Source records:
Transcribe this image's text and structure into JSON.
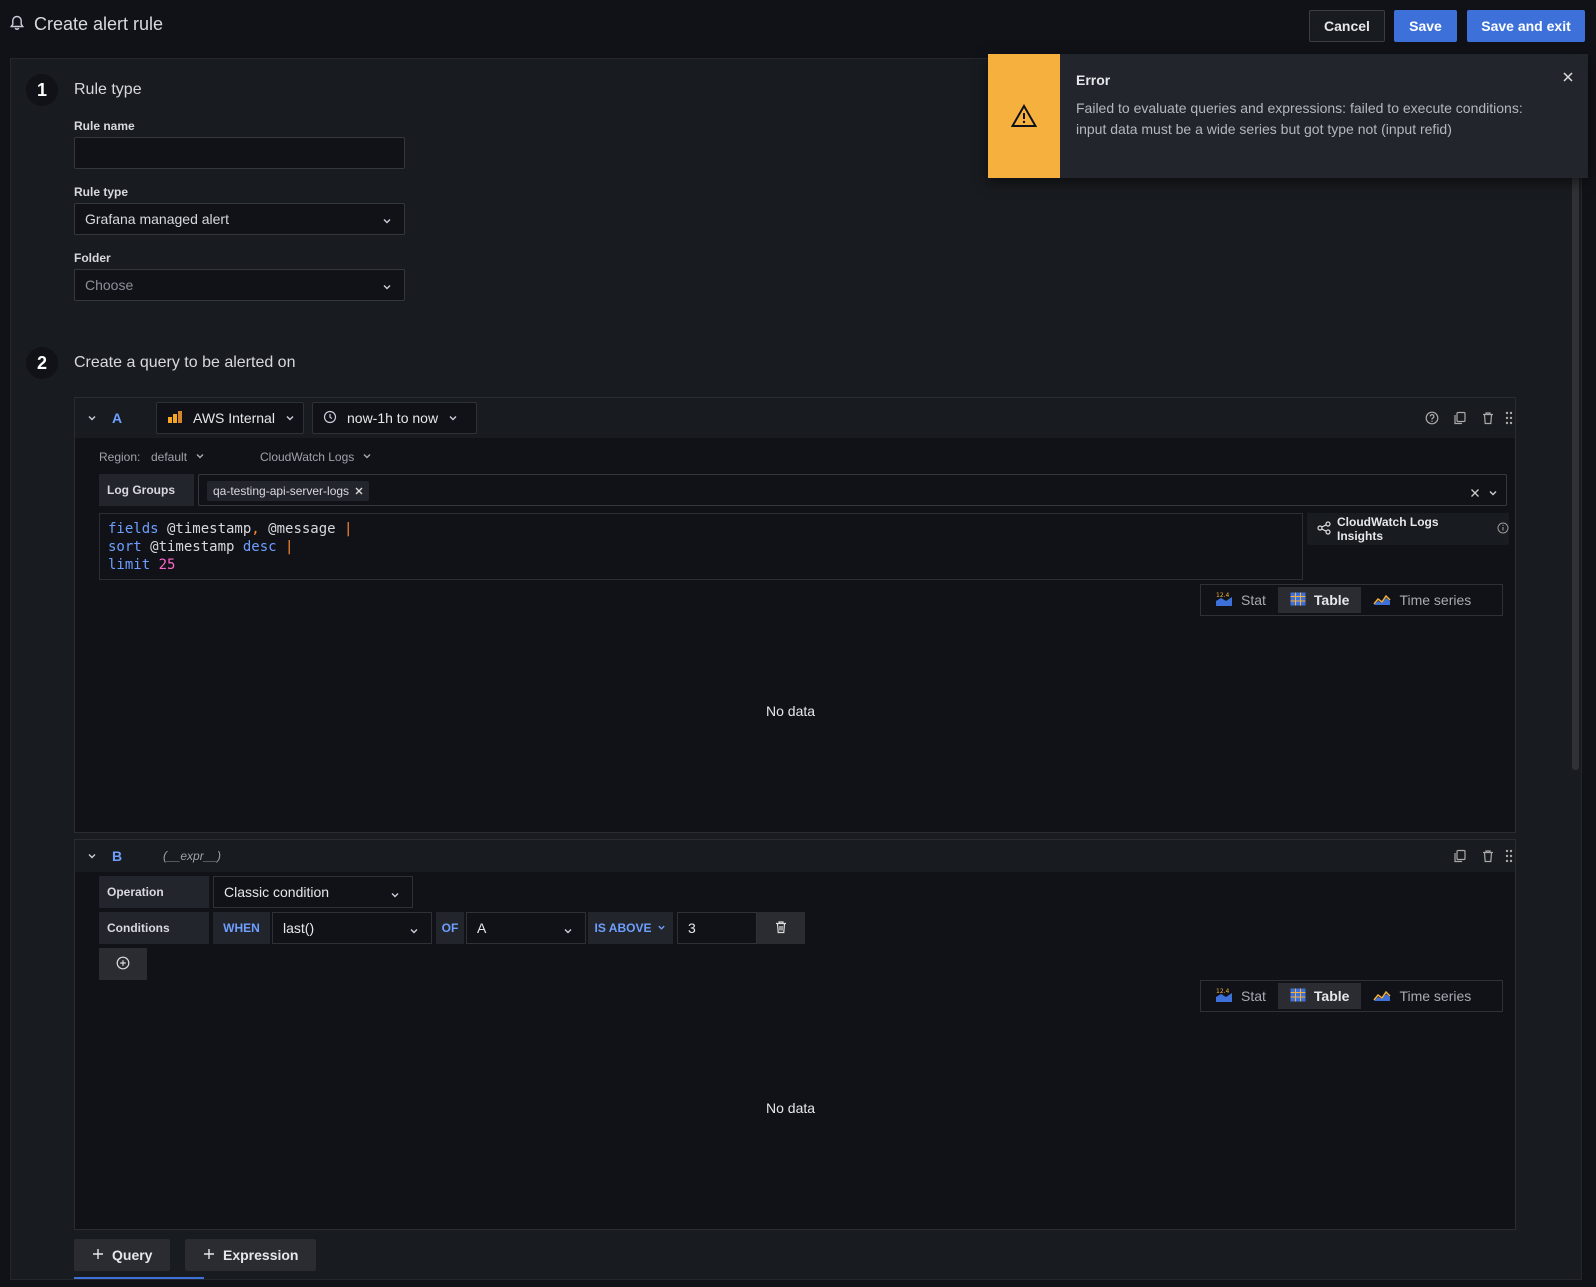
{
  "header": {
    "title": "Create alert rule",
    "cancel_label": "Cancel",
    "save_label": "Save",
    "save_exit_label": "Save and exit"
  },
  "step1": {
    "number": "1",
    "title": "Rule type",
    "rule_name_label": "Rule name",
    "rule_name_value": "",
    "rule_type_label": "Rule type",
    "rule_type_value": "Grafana managed alert",
    "folder_label": "Folder",
    "folder_placeholder": "Choose"
  },
  "step2": {
    "number": "2",
    "title": "Create a query to be alerted on"
  },
  "queryA": {
    "refid": "A",
    "datasource": "AWS Internal",
    "time_range": "now-1h to now",
    "region_label": "Region:",
    "region_value": "default",
    "service": "CloudWatch Logs",
    "log_groups_label": "Log Groups",
    "log_group_tag": "qa-testing-api-server-logs",
    "code": {
      "line1_kw": "fields",
      "line1_rest": " @timestamp",
      "line1_comma": ",",
      "line1_rest2": " @message ",
      "pipe": "|",
      "line2_kw": "sort",
      "line2_rest": " @timestamp ",
      "line2_kw2": "desc",
      "line3_kw": "limit",
      "line3_num": "25"
    },
    "insights_label": "CloudWatch Logs Insights",
    "viz_options": [
      "Stat",
      "Table",
      "Time series"
    ],
    "viz_selected": "Table",
    "no_data": "No data"
  },
  "queryB": {
    "refid": "B",
    "expr_label": "(__expr__)",
    "operation_label": "Operation",
    "operation_value": "Classic condition",
    "conditions_label": "Conditions",
    "when_label": "WHEN",
    "reducer_value": "last()",
    "of_label": "OF",
    "query_value": "A",
    "evaluator_label": "IS ABOVE",
    "threshold_value": "3",
    "viz_options": [
      "Stat",
      "Table",
      "Time series"
    ],
    "viz_selected": "Table",
    "no_data": "No data"
  },
  "footer": {
    "add_query_label": "Query",
    "add_expression_label": "Expression"
  },
  "toast": {
    "title": "Error",
    "message": "Failed to evaluate queries and expressions: failed to execute conditions: input data must be a wide series but got type not (input refid)"
  },
  "icons": {
    "stat_text": "12.4"
  },
  "colors": {
    "primary": "#3d71d9",
    "warning": "#f5b03e",
    "refid": "#6e9fff"
  }
}
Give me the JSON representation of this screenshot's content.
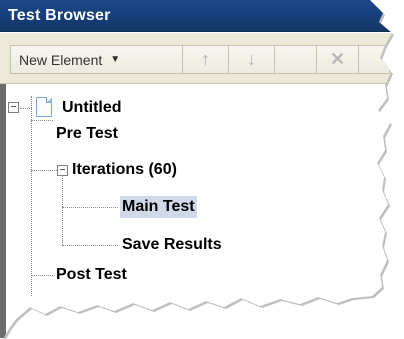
{
  "window": {
    "title": "Test Browser"
  },
  "toolbar": {
    "new_element_label": "New Element",
    "new_element_caret": "▼",
    "move_up_icon": "↑",
    "move_down_icon": "↓",
    "delete_icon": "✕"
  },
  "tree": {
    "root": {
      "label": "Untitled",
      "toggle": "−"
    },
    "items": {
      "pre_test": "Pre Test",
      "iterations": "Iterations  (60)",
      "iterations_toggle": "−",
      "main_test": "Main Test",
      "save_results": "Save Results",
      "post_test": "Post Test"
    }
  },
  "colors": {
    "titlebar": "#163f79",
    "selection": "#cfd9ea",
    "toolbar_bg": "#ece9d8"
  }
}
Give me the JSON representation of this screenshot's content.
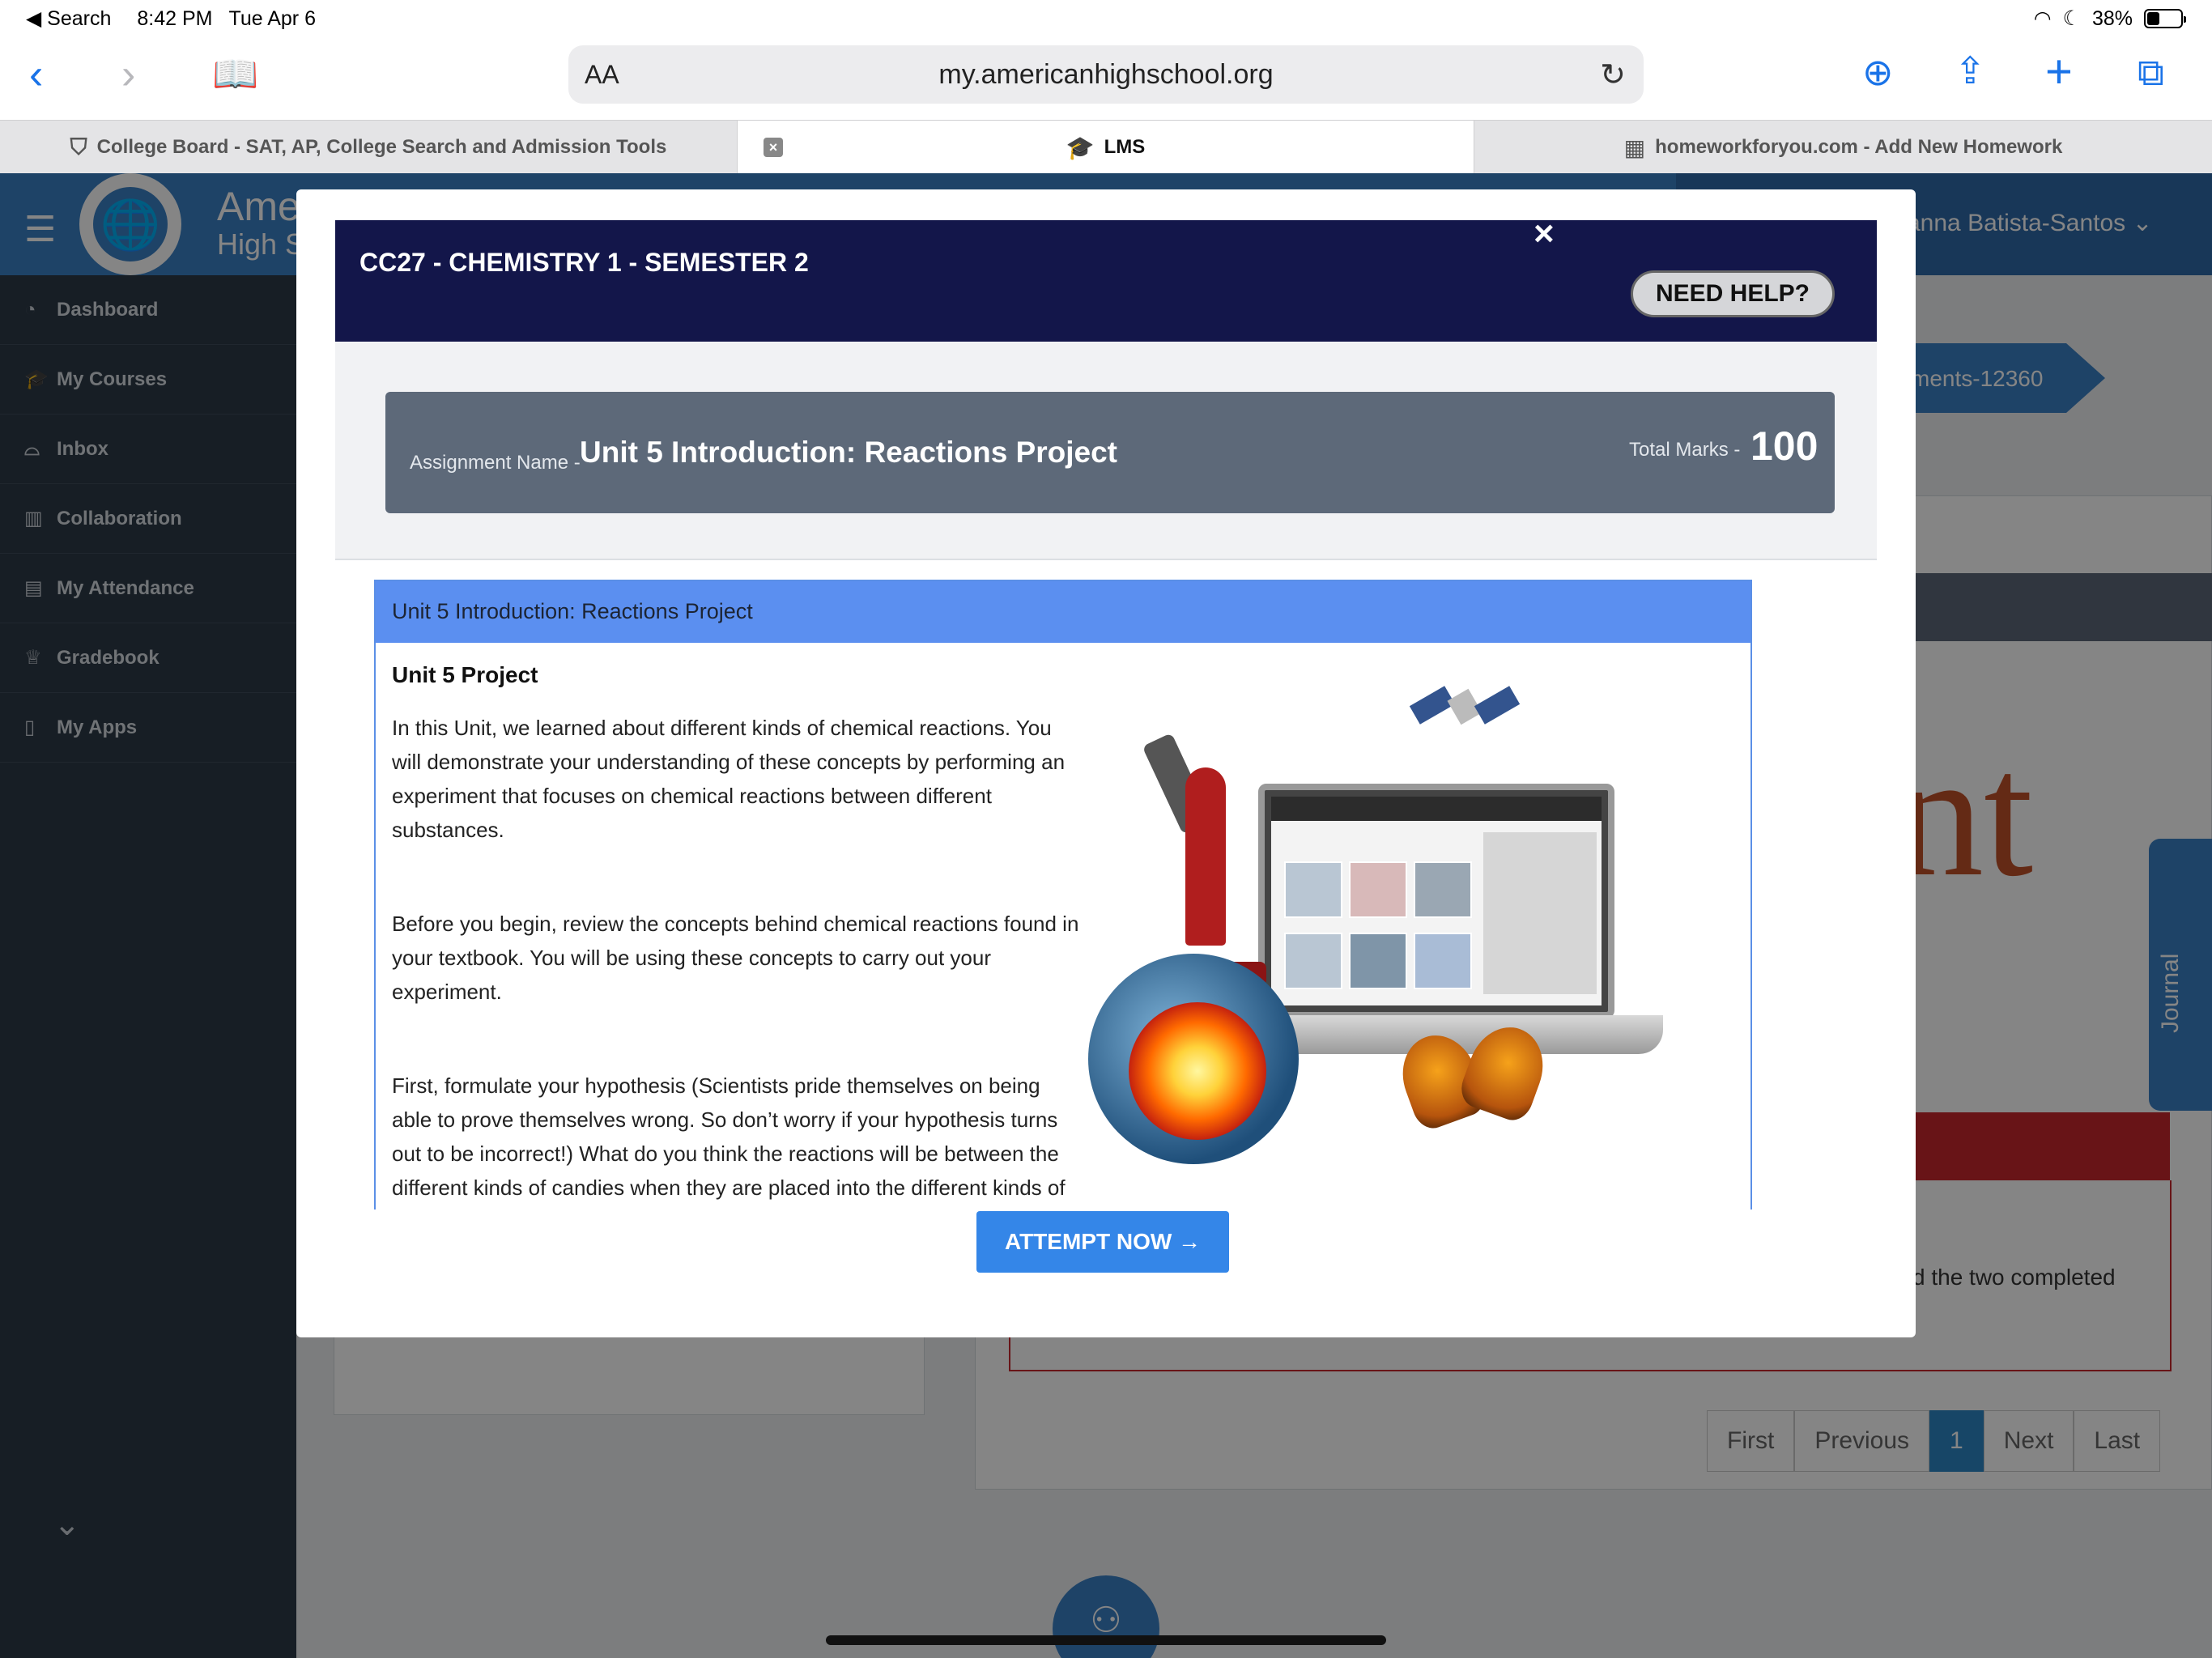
{
  "status_bar": {
    "back_label": "◀ Search",
    "time": "8:42 PM",
    "date": "Tue Apr 6",
    "battery": "38%",
    "battery_level": 0.38
  },
  "browser": {
    "text_size_label": "AA",
    "url": "my.americanhighschool.org"
  },
  "tabs": [
    {
      "label": "College Board - SAT, AP, College Search and Admission Tools"
    },
    {
      "label": "LMS"
    },
    {
      "label": "homeworkforyou.com - Add New Homework"
    }
  ],
  "app_header": {
    "school_line1": "Ame",
    "school_line2": "High S",
    "user_name": "vanna Batista-Santos"
  },
  "sidebar": {
    "items": [
      {
        "label": "Dashboard",
        "icon": "dashboard-icon"
      },
      {
        "label": "My Courses",
        "icon": "graduation-cap-icon"
      },
      {
        "label": "Inbox",
        "icon": "inbox-icon"
      },
      {
        "label": "Collaboration",
        "icon": "collaboration-icon"
      },
      {
        "label": "My Attendance",
        "icon": "clipboard-icon"
      },
      {
        "label": "Gradebook",
        "icon": "trophy-icon"
      },
      {
        "label": "My Apps",
        "icon": "mobile-icon"
      }
    ]
  },
  "background_page": {
    "breadcrumb": "ments-12360",
    "big_text": "nt",
    "snippet": "d the two completed",
    "journal_label": "Journal",
    "pagination": [
      "First",
      "Previous",
      "1",
      "Next",
      "Last"
    ]
  },
  "modal": {
    "course_title": "CC27 - CHEMISTRY 1 - SEMESTER 2",
    "help_label": "NEED HELP?",
    "close_label": "×",
    "assignment_label": "Assignment Name -",
    "assignment_name": "Unit 5 Introduction: Reactions Project",
    "total_marks_label": "Total Marks -",
    "total_marks": "100",
    "panel_title": "Unit 5 Introduction: Reactions Project",
    "project_heading": "Unit 5 Project",
    "paragraphs": [
      "In this Unit, we learned about different kinds of chemical reactions. You will demonstrate your understanding of these concepts by performing an experiment that focuses on chemical reactions between different substances.",
      "Before you begin, review the concepts behind chemical reactions found in your textbook. You will be using these concepts to carry out your experiment.",
      "First, formulate your hypothesis (Scientists pride themselves on being able to prove themselves wrong. So don’t worry if your hypothesis turns out to be incorrect!) What do you think the reactions will be between the different kinds of candies when they are placed into the different kinds of soda? Record your predictions. Remember to record a hypothesis for each separate type of candy, combined with each different type of soda."
    ],
    "attempt_label": "ATTEMPT NOW →"
  },
  "colors": {
    "header_blue": "#3b80c6",
    "sidebar_bg": "#2d3a47",
    "modal_header": "#13164a",
    "panel_blue": "#5b8ff0",
    "attempt_button": "#3486e8"
  }
}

■ Exercise directions
Output all the records, word for word, with no pictures in the copy.

■ Finished exercise
Transcribe this image's text and structure into JSON.
{
  "header": {
    "title": "Create alert rule",
    "cancel_label": "Cancel",
    "save_label": "Save",
    "save_exit_label": "Save and exit"
  },
  "step1": {
    "number": "1",
    "title": "Rule type",
    "rule_name_label": "Rule name",
    "rule_name_value": "",
    "rule_type_label": "Rule type",
    "rule_type_value": "Grafana managed alert",
    "folder_label": "Folder",
    "folder_placeholder": "Choose"
  },
  "step2": {
    "number": "2",
    "title": "Create a query to be alerted on"
  },
  "queryA": {
    "refid": "A",
    "datasource": "AWS Internal",
    "time_range": "now-1h to now",
    "region_label": "Region:",
    "region_value": "default",
    "service": "CloudWatch Logs",
    "log_groups_label": "Log Groups",
    "log_group_tag": "qa-testing-api-server-logs",
    "code": {
      "line1_kw": "fields",
      "line1_rest": " @timestamp",
      "line1_comma": ",",
      "line1_rest2": " @message ",
      "pipe": "|",
      "line2_kw": "sort",
      "line2_rest": " @timestamp ",
      "line2_kw2": "desc",
      "line3_kw": "limit",
      "line3_num": "25"
    },
    "insights_label": "CloudWatch Logs Insights",
    "viz_options": [
      "Stat",
      "Table",
      "Time series"
    ],
    "viz_selected": "Table",
    "no_data": "No data"
  },
  "queryB": {
    "refid": "B",
    "expr_label": "(__expr__)",
    "operation_label": "Operation",
    "operation_value": "Classic condition",
    "conditions_label": "Conditions",
    "when_label": "WHEN",
    "reducer_value": "last()",
    "of_label": "OF",
    "query_value": "A",
    "evaluator_label": "IS ABOVE",
    "threshold_value": "3",
    "viz_options": [
      "Stat",
      "Table",
      "Time series"
    ],
    "viz_selected": "Table",
    "no_data": "No data"
  },
  "footer": {
    "add_query_label": "Query",
    "add_expression_label": "Expression"
  },
  "toast": {
    "title": "Error",
    "message": "Failed to evaluate queries and expressions: failed to execute conditions: input data must be a wide series but got type not (input refid)"
  },
  "icons": {
    "stat_text": "12.4"
  },
  "colors": {
    "primary": "#3d71d9",
    "warning": "#f5b03e",
    "refid": "#6e9fff"
  }
}
Give me the JSON representation of this screenshot's content.
{
  "window": {
    "title": "Test Browser"
  },
  "toolbar": {
    "new_element_label": "New Element",
    "new_element_caret": "▼",
    "move_up_icon": "↑",
    "move_down_icon": "↓",
    "delete_icon": "✕"
  },
  "tree": {
    "root": {
      "label": "Untitled",
      "toggle": "−"
    },
    "items": {
      "pre_test": "Pre Test",
      "iterations": "Iterations  (60)",
      "iterations_toggle": "−",
      "main_test": "Main Test",
      "save_results": "Save Results",
      "post_test": "Post Test"
    }
  },
  "colors": {
    "titlebar": "#163f79",
    "selection": "#cfd9ea",
    "toolbar_bg": "#ece9d8"
  }
}
Give me the JSON representation of this screenshot's content.
{
  "status_bar": {
    "back_label": "◀ Search",
    "time": "8:42 PM",
    "date": "Tue Apr 6",
    "battery": "38%",
    "battery_level": 0.38
  },
  "browser": {
    "text_size_label": "AA",
    "url": "my.americanhighschool.org"
  },
  "tabs": [
    {
      "label": "College Board - SAT, AP, College Search and Admission Tools"
    },
    {
      "label": "LMS"
    },
    {
      "label": "homeworkforyou.com - Add New Homework"
    }
  ],
  "app_header": {
    "school_line1": "Ame",
    "school_line2": "High S",
    "user_name": "vanna Batista-Santos"
  },
  "sidebar": {
    "items": [
      {
        "label": "Dashboard",
        "icon": "dashboard-icon"
      },
      {
        "label": "My Courses",
        "icon": "graduation-cap-icon"
      },
      {
        "label": "Inbox",
        "icon": "inbox-icon"
      },
      {
        "label": "Collaboration",
        "icon": "collaboration-icon"
      },
      {
        "label": "My Attendance",
        "icon": "clipboard-icon"
      },
      {
        "label": "Gradebook",
        "icon": "trophy-icon"
      },
      {
        "label": "My Apps",
        "icon": "mobile-icon"
      }
    ]
  },
  "background_page": {
    "breadcrumb": "ments-12360",
    "big_text": "nt",
    "snippet": "d the two completed",
    "journal_label": "Journal",
    "pagination": [
      "First",
      "Previous",
      "1",
      "Next",
      "Last"
    ]
  },
  "modal": {
    "course_title": "CC27 - CHEMISTRY 1 - SEMESTER 2",
    "help_label": "NEED HELP?",
    "close_label": "×",
    "assignment_label": "Assignment Name -",
    "assignment_name": "Unit 5 Introduction: Reactions Project",
    "total_marks_label": "Total Marks -",
    "total_marks": "100",
    "panel_title": "Unit 5 Introduction: Reactions Project",
    "project_heading": "Unit 5 Project",
    "paragraphs": [
      "In this Unit, we learned about different kinds of chemical reactions. You will demonstrate your understanding of these concepts by performing an experiment that focuses on chemical reactions between different substances.",
      "Before you begin, review the concepts behind chemical reactions found in your textbook. You will be using these concepts to carry out your experiment.",
      "First, formulate your hypothesis (Scientists pride themselves on being able to prove themselves wrong. So don’t worry if your hypothesis turns out to be incorrect!) What do you think the reactions will be between the different kinds of candies when they are placed into the different kinds of soda? Record your predictions. Remember to record a hypothesis for each separate type of candy, combined with each different type of soda."
    ],
    "attempt_label": "ATTEMPT NOW →"
  },
  "colors": {
    "header_blue": "#3b80c6",
    "sidebar_bg": "#2d3a47",
    "modal_header": "#13164a",
    "panel_blue": "#5b8ff0",
    "attempt_button": "#3486e8"
  }
}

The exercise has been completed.